# Directions for this task
Determine which lines of the records include the word "salariales", and copy them.

# Records for this task
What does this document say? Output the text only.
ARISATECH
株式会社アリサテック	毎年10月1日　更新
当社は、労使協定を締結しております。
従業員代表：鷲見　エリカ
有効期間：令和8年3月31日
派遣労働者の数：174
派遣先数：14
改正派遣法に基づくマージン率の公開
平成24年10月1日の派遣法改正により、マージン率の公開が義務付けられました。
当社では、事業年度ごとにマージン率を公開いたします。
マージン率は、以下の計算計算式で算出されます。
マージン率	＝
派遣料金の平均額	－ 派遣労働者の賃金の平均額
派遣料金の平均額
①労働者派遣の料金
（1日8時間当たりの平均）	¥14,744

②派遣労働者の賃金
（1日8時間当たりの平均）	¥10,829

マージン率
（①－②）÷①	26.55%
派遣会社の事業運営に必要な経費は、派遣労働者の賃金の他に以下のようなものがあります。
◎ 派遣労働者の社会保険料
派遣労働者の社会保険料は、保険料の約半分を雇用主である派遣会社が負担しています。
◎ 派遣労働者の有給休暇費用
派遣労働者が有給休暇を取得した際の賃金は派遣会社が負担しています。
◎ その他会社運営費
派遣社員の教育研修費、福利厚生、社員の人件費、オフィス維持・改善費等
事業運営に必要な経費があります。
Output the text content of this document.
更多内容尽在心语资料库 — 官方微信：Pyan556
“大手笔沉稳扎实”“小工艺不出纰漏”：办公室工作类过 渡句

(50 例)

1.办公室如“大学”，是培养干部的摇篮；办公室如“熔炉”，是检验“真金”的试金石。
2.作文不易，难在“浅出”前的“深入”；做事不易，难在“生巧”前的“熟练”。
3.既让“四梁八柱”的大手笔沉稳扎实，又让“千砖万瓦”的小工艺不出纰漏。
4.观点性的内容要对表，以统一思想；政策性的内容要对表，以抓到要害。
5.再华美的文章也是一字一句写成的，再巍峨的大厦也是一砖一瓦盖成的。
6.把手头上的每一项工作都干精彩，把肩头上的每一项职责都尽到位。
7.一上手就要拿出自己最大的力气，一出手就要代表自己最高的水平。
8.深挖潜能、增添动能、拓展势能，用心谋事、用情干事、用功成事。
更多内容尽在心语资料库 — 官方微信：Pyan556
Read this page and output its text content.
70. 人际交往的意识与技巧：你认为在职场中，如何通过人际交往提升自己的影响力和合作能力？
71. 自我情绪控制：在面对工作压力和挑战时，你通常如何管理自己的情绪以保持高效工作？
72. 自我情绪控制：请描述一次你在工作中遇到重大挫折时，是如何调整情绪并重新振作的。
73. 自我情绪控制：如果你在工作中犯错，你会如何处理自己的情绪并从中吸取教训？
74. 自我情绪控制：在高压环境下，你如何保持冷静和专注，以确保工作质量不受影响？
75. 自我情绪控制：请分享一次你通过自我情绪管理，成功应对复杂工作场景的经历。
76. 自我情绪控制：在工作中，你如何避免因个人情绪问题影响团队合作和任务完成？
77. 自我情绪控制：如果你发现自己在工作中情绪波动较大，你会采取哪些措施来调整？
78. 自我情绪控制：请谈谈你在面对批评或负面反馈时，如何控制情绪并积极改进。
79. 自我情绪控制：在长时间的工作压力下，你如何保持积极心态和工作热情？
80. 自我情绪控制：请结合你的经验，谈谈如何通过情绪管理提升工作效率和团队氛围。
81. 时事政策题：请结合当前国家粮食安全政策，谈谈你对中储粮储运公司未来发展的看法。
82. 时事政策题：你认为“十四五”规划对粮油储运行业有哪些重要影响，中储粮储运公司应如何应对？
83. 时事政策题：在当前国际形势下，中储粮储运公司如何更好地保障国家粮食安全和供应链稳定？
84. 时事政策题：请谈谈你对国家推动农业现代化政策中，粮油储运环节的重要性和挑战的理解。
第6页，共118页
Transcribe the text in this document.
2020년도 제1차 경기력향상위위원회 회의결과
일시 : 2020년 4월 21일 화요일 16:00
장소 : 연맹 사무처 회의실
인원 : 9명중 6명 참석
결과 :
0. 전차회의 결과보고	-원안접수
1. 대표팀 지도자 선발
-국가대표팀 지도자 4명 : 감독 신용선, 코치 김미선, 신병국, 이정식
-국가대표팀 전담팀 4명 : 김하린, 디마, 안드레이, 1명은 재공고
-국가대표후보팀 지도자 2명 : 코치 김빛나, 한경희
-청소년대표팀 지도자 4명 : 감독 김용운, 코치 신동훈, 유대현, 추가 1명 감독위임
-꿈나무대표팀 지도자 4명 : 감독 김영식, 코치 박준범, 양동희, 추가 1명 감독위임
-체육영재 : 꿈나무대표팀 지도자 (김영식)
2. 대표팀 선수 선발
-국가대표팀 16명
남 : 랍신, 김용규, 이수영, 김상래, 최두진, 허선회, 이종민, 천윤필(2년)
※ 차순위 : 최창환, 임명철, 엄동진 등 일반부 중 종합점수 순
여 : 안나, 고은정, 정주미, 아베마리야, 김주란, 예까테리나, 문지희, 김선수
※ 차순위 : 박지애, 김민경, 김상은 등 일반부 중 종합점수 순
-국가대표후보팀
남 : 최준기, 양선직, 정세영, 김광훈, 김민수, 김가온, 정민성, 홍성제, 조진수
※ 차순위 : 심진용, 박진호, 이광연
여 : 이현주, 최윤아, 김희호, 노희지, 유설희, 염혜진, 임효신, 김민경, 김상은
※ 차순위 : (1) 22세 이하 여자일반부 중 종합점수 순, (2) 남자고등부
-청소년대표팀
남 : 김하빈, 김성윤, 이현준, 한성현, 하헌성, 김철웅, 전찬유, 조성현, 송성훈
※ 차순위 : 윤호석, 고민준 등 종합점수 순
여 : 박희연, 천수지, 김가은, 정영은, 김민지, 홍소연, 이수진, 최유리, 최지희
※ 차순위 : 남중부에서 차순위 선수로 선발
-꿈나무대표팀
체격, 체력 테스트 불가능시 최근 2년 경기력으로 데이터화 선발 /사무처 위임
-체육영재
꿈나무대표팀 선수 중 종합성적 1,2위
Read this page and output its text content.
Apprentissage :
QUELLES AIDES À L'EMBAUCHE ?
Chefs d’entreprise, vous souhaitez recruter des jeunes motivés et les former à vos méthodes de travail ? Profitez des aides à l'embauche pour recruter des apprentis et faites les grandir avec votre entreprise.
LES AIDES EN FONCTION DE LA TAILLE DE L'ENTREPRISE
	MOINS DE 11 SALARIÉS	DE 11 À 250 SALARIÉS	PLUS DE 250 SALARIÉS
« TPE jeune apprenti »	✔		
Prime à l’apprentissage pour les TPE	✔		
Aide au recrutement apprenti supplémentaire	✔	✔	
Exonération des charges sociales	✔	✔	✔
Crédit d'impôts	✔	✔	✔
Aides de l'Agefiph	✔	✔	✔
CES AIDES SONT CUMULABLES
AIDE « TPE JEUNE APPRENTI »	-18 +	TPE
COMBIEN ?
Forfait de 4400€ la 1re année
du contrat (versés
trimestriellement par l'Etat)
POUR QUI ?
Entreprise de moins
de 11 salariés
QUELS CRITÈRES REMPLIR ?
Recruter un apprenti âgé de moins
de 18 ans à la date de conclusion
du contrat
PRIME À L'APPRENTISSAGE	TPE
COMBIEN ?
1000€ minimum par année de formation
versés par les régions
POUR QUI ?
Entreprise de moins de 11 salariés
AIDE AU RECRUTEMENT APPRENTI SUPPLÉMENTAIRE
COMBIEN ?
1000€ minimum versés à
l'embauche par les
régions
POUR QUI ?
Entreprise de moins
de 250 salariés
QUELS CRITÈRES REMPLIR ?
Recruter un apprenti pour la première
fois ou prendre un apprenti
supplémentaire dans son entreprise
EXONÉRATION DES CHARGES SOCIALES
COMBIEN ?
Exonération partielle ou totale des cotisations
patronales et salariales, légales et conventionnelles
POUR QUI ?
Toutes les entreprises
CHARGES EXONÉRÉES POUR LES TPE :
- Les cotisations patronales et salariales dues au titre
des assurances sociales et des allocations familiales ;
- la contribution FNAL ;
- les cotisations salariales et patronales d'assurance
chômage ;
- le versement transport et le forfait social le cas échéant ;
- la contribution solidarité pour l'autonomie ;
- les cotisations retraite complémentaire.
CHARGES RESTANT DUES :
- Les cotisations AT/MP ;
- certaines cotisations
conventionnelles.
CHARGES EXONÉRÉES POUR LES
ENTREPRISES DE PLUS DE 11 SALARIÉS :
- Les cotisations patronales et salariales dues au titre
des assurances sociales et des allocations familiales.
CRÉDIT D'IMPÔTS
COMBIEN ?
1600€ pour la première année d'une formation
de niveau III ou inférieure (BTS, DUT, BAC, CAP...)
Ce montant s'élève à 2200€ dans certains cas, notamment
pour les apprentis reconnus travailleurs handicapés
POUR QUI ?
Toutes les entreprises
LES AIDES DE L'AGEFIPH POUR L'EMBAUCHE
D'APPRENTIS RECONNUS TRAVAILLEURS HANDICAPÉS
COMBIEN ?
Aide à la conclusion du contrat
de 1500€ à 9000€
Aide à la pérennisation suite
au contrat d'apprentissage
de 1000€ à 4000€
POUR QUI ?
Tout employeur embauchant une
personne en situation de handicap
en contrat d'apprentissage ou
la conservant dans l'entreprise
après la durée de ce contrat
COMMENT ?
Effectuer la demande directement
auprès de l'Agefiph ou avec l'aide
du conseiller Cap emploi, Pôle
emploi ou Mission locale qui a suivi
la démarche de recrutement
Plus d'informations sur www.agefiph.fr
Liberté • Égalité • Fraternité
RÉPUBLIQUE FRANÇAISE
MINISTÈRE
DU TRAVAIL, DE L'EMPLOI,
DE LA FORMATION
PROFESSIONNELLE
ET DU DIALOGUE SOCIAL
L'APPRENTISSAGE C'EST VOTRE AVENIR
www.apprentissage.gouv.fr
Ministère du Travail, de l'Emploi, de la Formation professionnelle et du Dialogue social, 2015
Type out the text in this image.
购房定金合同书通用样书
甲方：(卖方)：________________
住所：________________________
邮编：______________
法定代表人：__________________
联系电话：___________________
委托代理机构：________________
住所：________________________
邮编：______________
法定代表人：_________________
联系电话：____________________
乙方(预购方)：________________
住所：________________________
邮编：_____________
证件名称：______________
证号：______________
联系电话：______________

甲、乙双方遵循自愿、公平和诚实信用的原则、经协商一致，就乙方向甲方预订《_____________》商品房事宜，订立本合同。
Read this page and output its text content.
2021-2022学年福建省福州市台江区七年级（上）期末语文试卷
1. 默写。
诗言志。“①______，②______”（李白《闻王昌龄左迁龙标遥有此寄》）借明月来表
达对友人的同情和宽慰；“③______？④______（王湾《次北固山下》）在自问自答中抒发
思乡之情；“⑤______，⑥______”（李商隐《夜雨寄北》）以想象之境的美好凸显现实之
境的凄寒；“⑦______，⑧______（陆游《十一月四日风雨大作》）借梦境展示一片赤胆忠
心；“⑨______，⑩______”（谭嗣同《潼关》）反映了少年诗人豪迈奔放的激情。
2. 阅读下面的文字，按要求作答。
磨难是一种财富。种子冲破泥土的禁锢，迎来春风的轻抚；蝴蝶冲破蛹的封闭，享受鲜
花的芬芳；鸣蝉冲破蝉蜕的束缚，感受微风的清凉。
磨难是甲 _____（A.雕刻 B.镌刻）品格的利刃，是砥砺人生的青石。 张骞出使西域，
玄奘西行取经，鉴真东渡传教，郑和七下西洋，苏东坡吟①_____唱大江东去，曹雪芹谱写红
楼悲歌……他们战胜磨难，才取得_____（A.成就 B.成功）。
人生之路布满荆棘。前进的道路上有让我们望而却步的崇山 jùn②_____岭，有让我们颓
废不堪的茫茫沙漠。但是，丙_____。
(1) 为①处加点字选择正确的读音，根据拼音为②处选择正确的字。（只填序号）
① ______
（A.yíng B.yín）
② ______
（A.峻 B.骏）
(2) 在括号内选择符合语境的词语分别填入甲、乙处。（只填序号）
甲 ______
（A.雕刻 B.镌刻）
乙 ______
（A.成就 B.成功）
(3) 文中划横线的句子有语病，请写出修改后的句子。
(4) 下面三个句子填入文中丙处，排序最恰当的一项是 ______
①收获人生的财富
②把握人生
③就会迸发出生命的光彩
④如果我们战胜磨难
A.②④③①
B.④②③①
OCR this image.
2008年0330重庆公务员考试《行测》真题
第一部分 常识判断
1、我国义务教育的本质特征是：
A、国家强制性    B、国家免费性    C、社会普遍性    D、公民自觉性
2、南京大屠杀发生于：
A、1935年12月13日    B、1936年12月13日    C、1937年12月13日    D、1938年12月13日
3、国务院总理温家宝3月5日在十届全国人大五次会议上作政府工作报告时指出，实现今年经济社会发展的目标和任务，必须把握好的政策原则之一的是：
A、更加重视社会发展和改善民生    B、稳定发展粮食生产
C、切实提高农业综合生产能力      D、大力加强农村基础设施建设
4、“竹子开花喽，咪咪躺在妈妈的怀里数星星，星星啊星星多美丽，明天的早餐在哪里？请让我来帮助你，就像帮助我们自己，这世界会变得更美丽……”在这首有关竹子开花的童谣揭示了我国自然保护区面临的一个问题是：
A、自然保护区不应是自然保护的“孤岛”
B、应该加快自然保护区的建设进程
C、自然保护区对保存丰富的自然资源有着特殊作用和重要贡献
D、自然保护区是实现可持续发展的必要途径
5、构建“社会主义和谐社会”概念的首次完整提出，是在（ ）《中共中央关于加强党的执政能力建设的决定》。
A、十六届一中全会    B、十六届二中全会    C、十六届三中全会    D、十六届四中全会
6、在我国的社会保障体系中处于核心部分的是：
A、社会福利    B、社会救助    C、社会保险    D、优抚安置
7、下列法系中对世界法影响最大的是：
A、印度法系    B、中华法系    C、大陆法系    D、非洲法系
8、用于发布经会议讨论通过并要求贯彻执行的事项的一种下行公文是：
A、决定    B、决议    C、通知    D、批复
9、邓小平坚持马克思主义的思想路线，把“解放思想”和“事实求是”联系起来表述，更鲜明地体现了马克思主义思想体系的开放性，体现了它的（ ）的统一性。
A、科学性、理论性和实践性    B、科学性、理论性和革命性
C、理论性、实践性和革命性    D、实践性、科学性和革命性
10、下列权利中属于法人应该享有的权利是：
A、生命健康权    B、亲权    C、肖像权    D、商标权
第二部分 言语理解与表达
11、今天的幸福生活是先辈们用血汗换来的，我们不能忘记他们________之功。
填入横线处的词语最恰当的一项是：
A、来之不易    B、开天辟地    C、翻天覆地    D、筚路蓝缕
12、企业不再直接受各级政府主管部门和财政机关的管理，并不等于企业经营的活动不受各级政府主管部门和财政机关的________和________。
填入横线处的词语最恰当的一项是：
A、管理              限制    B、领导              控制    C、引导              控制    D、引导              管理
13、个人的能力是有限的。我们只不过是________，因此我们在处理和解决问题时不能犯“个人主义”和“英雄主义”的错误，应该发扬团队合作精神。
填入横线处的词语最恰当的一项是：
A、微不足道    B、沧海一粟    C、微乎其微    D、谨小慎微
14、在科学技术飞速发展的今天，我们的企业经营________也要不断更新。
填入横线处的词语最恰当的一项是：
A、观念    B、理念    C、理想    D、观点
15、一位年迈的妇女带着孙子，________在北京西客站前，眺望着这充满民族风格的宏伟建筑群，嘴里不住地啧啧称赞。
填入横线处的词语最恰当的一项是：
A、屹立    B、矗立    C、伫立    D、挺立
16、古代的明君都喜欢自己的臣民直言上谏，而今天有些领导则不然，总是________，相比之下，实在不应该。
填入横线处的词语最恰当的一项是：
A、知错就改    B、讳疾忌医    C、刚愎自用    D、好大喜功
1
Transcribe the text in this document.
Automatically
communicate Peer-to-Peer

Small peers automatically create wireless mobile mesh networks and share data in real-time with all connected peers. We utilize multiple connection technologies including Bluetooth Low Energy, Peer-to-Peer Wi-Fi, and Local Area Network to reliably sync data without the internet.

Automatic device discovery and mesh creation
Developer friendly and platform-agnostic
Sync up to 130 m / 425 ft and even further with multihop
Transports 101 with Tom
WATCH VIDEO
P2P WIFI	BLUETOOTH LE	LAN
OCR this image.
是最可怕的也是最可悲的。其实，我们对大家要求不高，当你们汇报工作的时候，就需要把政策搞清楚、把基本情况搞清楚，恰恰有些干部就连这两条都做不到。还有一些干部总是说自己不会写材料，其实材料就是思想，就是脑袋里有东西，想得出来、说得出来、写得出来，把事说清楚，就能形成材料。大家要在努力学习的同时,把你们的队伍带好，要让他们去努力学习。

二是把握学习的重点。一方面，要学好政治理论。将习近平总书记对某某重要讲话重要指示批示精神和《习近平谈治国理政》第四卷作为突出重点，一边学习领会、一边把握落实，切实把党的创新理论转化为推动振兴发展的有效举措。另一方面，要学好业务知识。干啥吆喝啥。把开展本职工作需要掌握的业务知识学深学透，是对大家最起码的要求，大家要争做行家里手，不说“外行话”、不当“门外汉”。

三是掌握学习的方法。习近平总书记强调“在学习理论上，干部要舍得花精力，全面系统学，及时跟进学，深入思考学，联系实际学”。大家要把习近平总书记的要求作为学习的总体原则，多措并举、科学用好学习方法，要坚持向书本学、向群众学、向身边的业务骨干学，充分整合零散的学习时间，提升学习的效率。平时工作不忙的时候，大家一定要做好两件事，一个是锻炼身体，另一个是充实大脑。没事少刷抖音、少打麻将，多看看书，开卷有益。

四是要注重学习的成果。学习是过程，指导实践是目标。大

# Solved exercise
patronales et salariales, légales et conventionnelles
- Les cotisations patronales et salariales dues au titre
- les cotisations salariales et patronales d'assurance
- Les cotisations patronales et salariales dues au titre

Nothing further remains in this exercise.